> [Travail demandé]
1. Résumez la critique du roman en deux phrases.
2. Restituez à l'identique le passage de la critique du roman qui commence par "Cassandra conte sa" et se termine par "verve et d’émotions.".
3. Selon la critique du roman, quel est le titre du seul livre écrit par le père de Cassandra ?

Quatrième de couverture :
Cassandra ! Un prénom romanesque, à l’image du château perdu au fin fond de l’Angleterre où vit la jeune fille et toute sa famille pour le moins excentrique. Un père écrivain qui se refuse à écrire, la merveilleuse Topaz, belle-mère fantasque, Rose, la sœur aînée rêvant au grand amour, sans parler du jeune jardinier qui n’a d’yeux que pour Cassandra. Quand surgissent deux beaux et riches Américains dans le manoir voisin, la vie au château est bouleversée.
Dans le droit fil de mes lectures royales de juin et pour commencer les grandes vacances, j’ai lu ce classique de la littérature jeunesse anglaise, que les adultes pourront tout autant apprécier.
Quand son père a découvert ce château en ruines perdu dans le Suffolk, il en est tombé amoureux et a entraîné femme et enfants dans une vie fantasque. Il est l’auteur d’un seul livre, Jacob luttant, considéré comme une oeuvre majeure de la littérature anglaise, et n’a plus rien écrit depuis. Après la mort de sa femme, il s’est remarié avec Topaz, modèle de plusieurs peintres, femme originale et courageuse, qui a pris à bras le corps la rude existence que lui offrait Mortmain : un château en ruines, sans électricité, plus aucun revenu ou presque, au point que seul le garçon de la famille, Thomas, va encore à l’école. Au moment où le roman débute, nous sommes en 1931. Cassandra raconte la vie de sa famille dans ses cahiers , son intimité avec son aînée Rose, le jeune Stephen, resté au service de la famille sans gages, mais avec beaucoup d’amour envers Cassandra (qui devrait « se montrer cassante avec lui » mais n’y parvient pas), son père qui passe son temps dans la tour de garde à… ne rien faire (ou à devenir fou ?), Topaz qui tire héroïquement son plan pour nourrir et vêtir la famille et se ressource dans la nature.
Et voilà que le vieil homme qui a donné le bail du château pour quarante ans décède et que ses héritiers, venus d’Amérique, s’installent dans le manoir voisin. La bavarde Mrs Cotton et ses deux fils, Simon et Neil, vont changer la vie de la famille de Cassandra, ainsi que l’héritage de la tante Millicent, occasion d’une mémorable expédition à Londres. Les inspirations, les sentiments, le train de vie des Mortmain vont être bouleversés par ces événements. Les valeurs de Cassandra résisteront-elles face à sa soeur amoureuse ?
Cassandra conte sa vie avec humour et tendresse, elle est pleine de générosité, d’inventivité, elle a l’esprit ouvert, elle est sensible à la nature autour du château, elle fait tout son possible pour créer ou recréer du lien entre les gens autour d’elle. Son journal intime est truffé de références littéraires, essentiellement Jane Austen et des poètes anglais, ce qui nous la rend encore plus sympathique. Dodie Smith, d’abord comédienne et metteur en scène en Angleterre avant de s’expatrier aux Etats-Unis, s’est sans doute inspirée en partie de sa propre histoire pour créer les personnages de ce premier roman (elle est aussi l’auteur des Cent un dalmatiens !) et nous offre une oeuvre pleine de verve et d’émotions.

> [Données sources]
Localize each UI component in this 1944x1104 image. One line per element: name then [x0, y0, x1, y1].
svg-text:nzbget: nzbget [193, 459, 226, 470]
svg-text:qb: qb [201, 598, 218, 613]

> [Corrigé détaillé]
1. En 1931, Cassandra raconte dans ses cahiers la vie de sa famille excentrique dans un château en ruines du Suffolk, entre un père écrivain qui n'écrit plus, sa belle-mère Topaz, sa sœur aînée Rose et le jeune Stephen, épris d'elle. L'installation des héritiers américains dans le manoir voisin bouleverse leur existence, et la critique salue ce premier roman de Dodie Smith, conté avec humour et tendresse, truffé de références littéraires et plein de verve et d'émotions.

2.
Cassandra conte sa vie avec humour et tendresse, elle est pleine de générosité, d’inventivité, elle a l’esprit ouvert, elle est sensible à la nature autour du château, elle fait tout son possible pour créer ou recréer du lien entre les gens autour d’elle. Son journal intime est truffé de références littéraires, essentiellement Jane Austen et des poètes anglais, ce qui nous la rend encore plus sympathique. Dodie Smith, d’abord comédienne et metteur en scène en Angleterre avant de s’expatrier aux Etats-Unis, s’est sans doute inspirée en partie de sa propre histoire pour créer les personnages de ce premier roman (elle est aussi l’auteur des Cent un dalmatiens !) et nous offre une oeuvre pleine de verve et d’émotions.

3. Jacob luttant.